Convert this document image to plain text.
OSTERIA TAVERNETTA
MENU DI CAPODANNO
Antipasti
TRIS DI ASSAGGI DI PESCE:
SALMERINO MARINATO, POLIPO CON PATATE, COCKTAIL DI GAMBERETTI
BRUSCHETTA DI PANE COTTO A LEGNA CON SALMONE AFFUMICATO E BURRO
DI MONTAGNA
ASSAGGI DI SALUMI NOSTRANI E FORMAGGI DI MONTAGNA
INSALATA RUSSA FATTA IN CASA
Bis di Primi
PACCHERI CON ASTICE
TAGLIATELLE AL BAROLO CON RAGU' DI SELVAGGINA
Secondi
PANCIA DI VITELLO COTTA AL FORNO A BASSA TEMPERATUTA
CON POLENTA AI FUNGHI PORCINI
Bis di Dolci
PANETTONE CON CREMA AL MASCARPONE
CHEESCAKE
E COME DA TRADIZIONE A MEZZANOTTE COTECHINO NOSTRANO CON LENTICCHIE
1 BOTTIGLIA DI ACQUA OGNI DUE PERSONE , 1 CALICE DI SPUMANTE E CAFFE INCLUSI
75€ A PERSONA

━━━━━━━━━━━━━━━━━━━━

(WORK REQUIRED):
Which lines contain the word "ASSAGGI"? Return each of them.

(RIGHT ANSWER):
TRIS DI ASSAGGI DI PESCE:
ASSAGGI DI SALUMI NOSTRANI E FORMAGGI DI MONTAGNA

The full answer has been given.